Instructions to follow — Please find all lines in the data that hold the string "this" and copy them.

--- BEGIN Dataset entries ---

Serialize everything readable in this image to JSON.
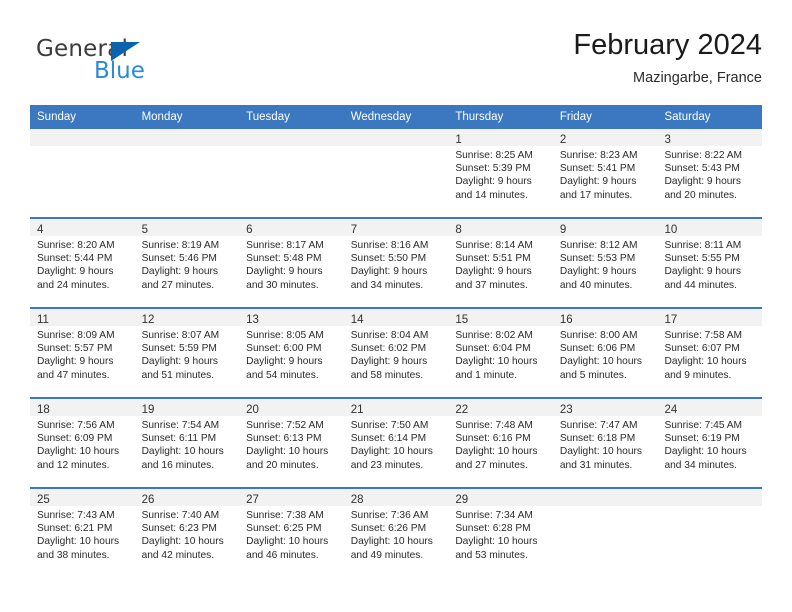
{
  "logo": {
    "primary_text": "General",
    "secondary_text": "Blue",
    "primary_color": "#3c3c3c",
    "secondary_color": "#2b8ad8",
    "triangle_color": "#0b63ae"
  },
  "header": {
    "title": "February 2024",
    "location": "Mazingarbe, France"
  },
  "theme": {
    "header_blue": "#3b78bf",
    "day_band_gray": "#f2f2f2"
  },
  "weekdays": [
    "Sunday",
    "Monday",
    "Tuesday",
    "Wednesday",
    "Thursday",
    "Friday",
    "Saturday"
  ],
  "weeks": [
    [
      {
        "day": "",
        "sunrise": "",
        "sunset": "",
        "daylight1": "",
        "daylight2": ""
      },
      {
        "day": "",
        "sunrise": "",
        "sunset": "",
        "daylight1": "",
        "daylight2": ""
      },
      {
        "day": "",
        "sunrise": "",
        "sunset": "",
        "daylight1": "",
        "daylight2": ""
      },
      {
        "day": "",
        "sunrise": "",
        "sunset": "",
        "daylight1": "",
        "daylight2": ""
      },
      {
        "day": "1",
        "sunrise": "Sunrise: 8:25 AM",
        "sunset": "Sunset: 5:39 PM",
        "daylight1": "Daylight: 9 hours",
        "daylight2": "and 14 minutes."
      },
      {
        "day": "2",
        "sunrise": "Sunrise: 8:23 AM",
        "sunset": "Sunset: 5:41 PM",
        "daylight1": "Daylight: 9 hours",
        "daylight2": "and 17 minutes."
      },
      {
        "day": "3",
        "sunrise": "Sunrise: 8:22 AM",
        "sunset": "Sunset: 5:43 PM",
        "daylight1": "Daylight: 9 hours",
        "daylight2": "and 20 minutes."
      }
    ],
    [
      {
        "day": "4",
        "sunrise": "Sunrise: 8:20 AM",
        "sunset": "Sunset: 5:44 PM",
        "daylight1": "Daylight: 9 hours",
        "daylight2": "and 24 minutes."
      },
      {
        "day": "5",
        "sunrise": "Sunrise: 8:19 AM",
        "sunset": "Sunset: 5:46 PM",
        "daylight1": "Daylight: 9 hours",
        "daylight2": "and 27 minutes."
      },
      {
        "day": "6",
        "sunrise": "Sunrise: 8:17 AM",
        "sunset": "Sunset: 5:48 PM",
        "daylight1": "Daylight: 9 hours",
        "daylight2": "and 30 minutes."
      },
      {
        "day": "7",
        "sunrise": "Sunrise: 8:16 AM",
        "sunset": "Sunset: 5:50 PM",
        "daylight1": "Daylight: 9 hours",
        "daylight2": "and 34 minutes."
      },
      {
        "day": "8",
        "sunrise": "Sunrise: 8:14 AM",
        "sunset": "Sunset: 5:51 PM",
        "daylight1": "Daylight: 9 hours",
        "daylight2": "and 37 minutes."
      },
      {
        "day": "9",
        "sunrise": "Sunrise: 8:12 AM",
        "sunset": "Sunset: 5:53 PM",
        "daylight1": "Daylight: 9 hours",
        "daylight2": "and 40 minutes."
      },
      {
        "day": "10",
        "sunrise": "Sunrise: 8:11 AM",
        "sunset": "Sunset: 5:55 PM",
        "daylight1": "Daylight: 9 hours",
        "daylight2": "and 44 minutes."
      }
    ],
    [
      {
        "day": "11",
        "sunrise": "Sunrise: 8:09 AM",
        "sunset": "Sunset: 5:57 PM",
        "daylight1": "Daylight: 9 hours",
        "daylight2": "and 47 minutes."
      },
      {
        "day": "12",
        "sunrise": "Sunrise: 8:07 AM",
        "sunset": "Sunset: 5:59 PM",
        "daylight1": "Daylight: 9 hours",
        "daylight2": "and 51 minutes."
      },
      {
        "day": "13",
        "sunrise": "Sunrise: 8:05 AM",
        "sunset": "Sunset: 6:00 PM",
        "daylight1": "Daylight: 9 hours",
        "daylight2": "and 54 minutes."
      },
      {
        "day": "14",
        "sunrise": "Sunrise: 8:04 AM",
        "sunset": "Sunset: 6:02 PM",
        "daylight1": "Daylight: 9 hours",
        "daylight2": "and 58 minutes."
      },
      {
        "day": "15",
        "sunrise": "Sunrise: 8:02 AM",
        "sunset": "Sunset: 6:04 PM",
        "daylight1": "Daylight: 10 hours",
        "daylight2": "and 1 minute."
      },
      {
        "day": "16",
        "sunrise": "Sunrise: 8:00 AM",
        "sunset": "Sunset: 6:06 PM",
        "daylight1": "Daylight: 10 hours",
        "daylight2": "and 5 minutes."
      },
      {
        "day": "17",
        "sunrise": "Sunrise: 7:58 AM",
        "sunset": "Sunset: 6:07 PM",
        "daylight1": "Daylight: 10 hours",
        "daylight2": "and 9 minutes."
      }
    ],
    [
      {
        "day": "18",
        "sunrise": "Sunrise: 7:56 AM",
        "sunset": "Sunset: 6:09 PM",
        "daylight1": "Daylight: 10 hours",
        "daylight2": "and 12 minutes."
      },
      {
        "day": "19",
        "sunrise": "Sunrise: 7:54 AM",
        "sunset": "Sunset: 6:11 PM",
        "daylight1": "Daylight: 10 hours",
        "daylight2": "and 16 minutes."
      },
      {
        "day": "20",
        "sunrise": "Sunrise: 7:52 AM",
        "sunset": "Sunset: 6:13 PM",
        "daylight1": "Daylight: 10 hours",
        "daylight2": "and 20 minutes."
      },
      {
        "day": "21",
        "sunrise": "Sunrise: 7:50 AM",
        "sunset": "Sunset: 6:14 PM",
        "daylight1": "Daylight: 10 hours",
        "daylight2": "and 23 minutes."
      },
      {
        "day": "22",
        "sunrise": "Sunrise: 7:48 AM",
        "sunset": "Sunset: 6:16 PM",
        "daylight1": "Daylight: 10 hours",
        "daylight2": "and 27 minutes."
      },
      {
        "day": "23",
        "sunrise": "Sunrise: 7:47 AM",
        "sunset": "Sunset: 6:18 PM",
        "daylight1": "Daylight: 10 hours",
        "daylight2": "and 31 minutes."
      },
      {
        "day": "24",
        "sunrise": "Sunrise: 7:45 AM",
        "sunset": "Sunset: 6:19 PM",
        "daylight1": "Daylight: 10 hours",
        "daylight2": "and 34 minutes."
      }
    ],
    [
      {
        "day": "25",
        "sunrise": "Sunrise: 7:43 AM",
        "sunset": "Sunset: 6:21 PM",
        "daylight1": "Daylight: 10 hours",
        "daylight2": "and 38 minutes."
      },
      {
        "day": "26",
        "sunrise": "Sunrise: 7:40 AM",
        "sunset": "Sunset: 6:23 PM",
        "daylight1": "Daylight: 10 hours",
        "daylight2": "and 42 minutes."
      },
      {
        "day": "27",
        "sunrise": "Sunrise: 7:38 AM",
        "sunset": "Sunset: 6:25 PM",
        "daylight1": "Daylight: 10 hours",
        "daylight2": "and 46 minutes."
      },
      {
        "day": "28",
        "sunrise": "Sunrise: 7:36 AM",
        "sunset": "Sunset: 6:26 PM",
        "daylight1": "Daylight: 10 hours",
        "daylight2": "and 49 minutes."
      },
      {
        "day": "29",
        "sunrise": "Sunrise: 7:34 AM",
        "sunset": "Sunset: 6:28 PM",
        "daylight1": "Daylight: 10 hours",
        "daylight2": "and 53 minutes."
      },
      {
        "day": "",
        "sunrise": "",
        "sunset": "",
        "daylight1": "",
        "daylight2": ""
      },
      {
        "day": "",
        "sunrise": "",
        "sunset": "",
        "daylight1": "",
        "daylight2": ""
      }
    ]
  ]
}
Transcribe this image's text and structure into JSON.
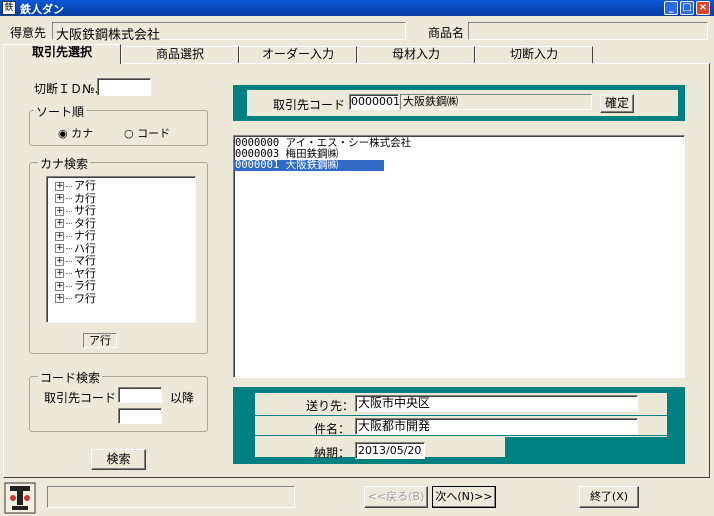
{
  "window": {
    "title": "鉄人ダン",
    "app_icon": "鉄"
  },
  "header": {
    "customer_label": "得意先",
    "customer_value": "大阪鉄鋼株式会社",
    "product_label": "商品名",
    "product_value": ""
  },
  "tabs": [
    {
      "label": "取引先選択",
      "active": true
    },
    {
      "label": "商品選択",
      "active": false
    },
    {
      "label": "オーダー入力",
      "active": false
    },
    {
      "label": "母材入力",
      "active": false
    },
    {
      "label": "切断入力",
      "active": false
    }
  ],
  "left": {
    "cut_id_label": "切断ＩＤ№.",
    "cut_id_value": "",
    "sort": {
      "title": "ソート順",
      "option_kana": "カナ",
      "option_code": "コード",
      "selected": "カナ"
    },
    "kana_search": {
      "title": "カナ検索",
      "items": [
        "ア行",
        "カ行",
        "サ行",
        "タ行",
        "ナ行",
        "ハ行",
        "マ行",
        "ヤ行",
        "ラ行",
        "ワ行"
      ],
      "selected_label": "ア行"
    },
    "code_search": {
      "title": "コード検索",
      "code_label": "取引先コード",
      "from_value": "",
      "after_label": "以降",
      "to_value": ""
    },
    "search_button": "検索"
  },
  "client_code": {
    "label": "取引先コード",
    "code_value": "0000001",
    "name_value": "大阪鉄鋼㈱",
    "confirm_button": "確定"
  },
  "client_list": [
    {
      "code": "0000000",
      "name": "アイ・エス・シー株式会社",
      "selected": false
    },
    {
      "code": "0000003",
      "name": "梅田鉄鋼㈱",
      "selected": false
    },
    {
      "code": "0000001",
      "name": "大阪鉄鋼㈱",
      "selected": true
    }
  ],
  "details": {
    "destination_label": "送り先：",
    "destination_value": "大阪市中央区",
    "subject_label": "件名：",
    "subject_value": "大阪都市開発",
    "due_label": "納期：",
    "due_value": "2013/05/20"
  },
  "footer": {
    "status_text": "",
    "back_button": "<<戻る(B)",
    "next_button": "次へ(N)>>",
    "exit_button": "終了(X)"
  }
}
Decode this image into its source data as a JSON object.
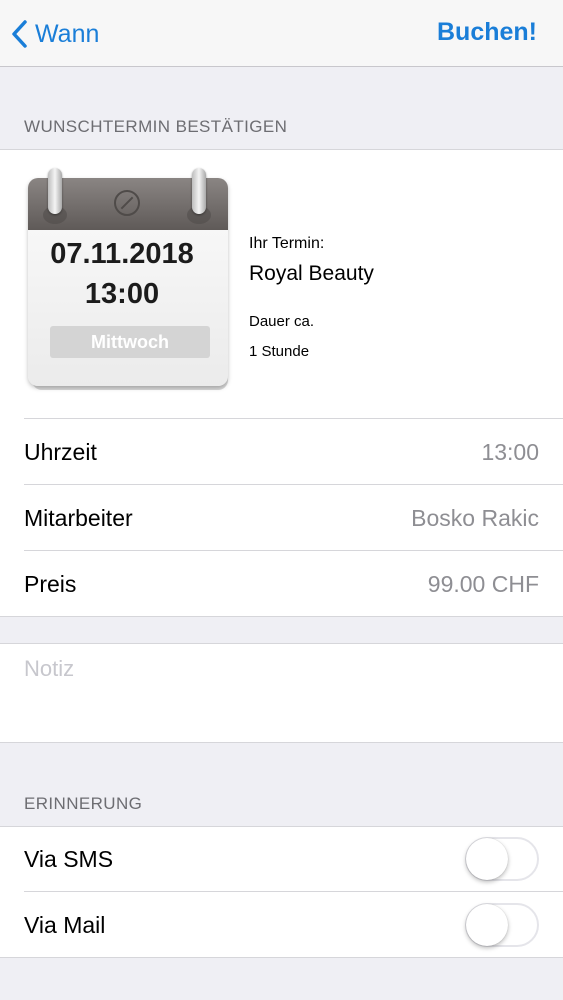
{
  "nav": {
    "back_label": "Wann",
    "action_label": "Buchen!"
  },
  "confirm_section": {
    "header": "WUNSCHTERMIN BESTÄTIGEN",
    "calendar": {
      "date": "07.11.2018",
      "time": "13:00",
      "weekday": "Mittwoch"
    },
    "appointment": {
      "label": "Ihr Termin:",
      "name": "Royal Beauty",
      "duration_label": "Dauer ca.",
      "duration_value": "1 Stunde"
    },
    "rows": [
      {
        "label": "Uhrzeit",
        "value": "13:00"
      },
      {
        "label": "Mitarbeiter",
        "value": "Bosko Rakic"
      },
      {
        "label": "Preis",
        "value": "99.00 CHF"
      }
    ]
  },
  "note": {
    "placeholder": "Notiz"
  },
  "reminder_section": {
    "header": "ERINNERUNG",
    "options": [
      {
        "label": "Via SMS",
        "enabled": false
      },
      {
        "label": "Via Mail",
        "enabled": false
      }
    ]
  },
  "colors": {
    "accent": "#1a7ed8",
    "background": "#efeff4",
    "secondary_text": "#8e8e93"
  },
  "icons": {
    "back": "chevron-left-icon",
    "calendar": "calendar-icon"
  }
}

--- END Dataset entries ---

Answer in full —
Serialize everything readable in this image to JSON.
Transcribe this image's text and structure into JSON.
Decode this image into its source data as a JSON object.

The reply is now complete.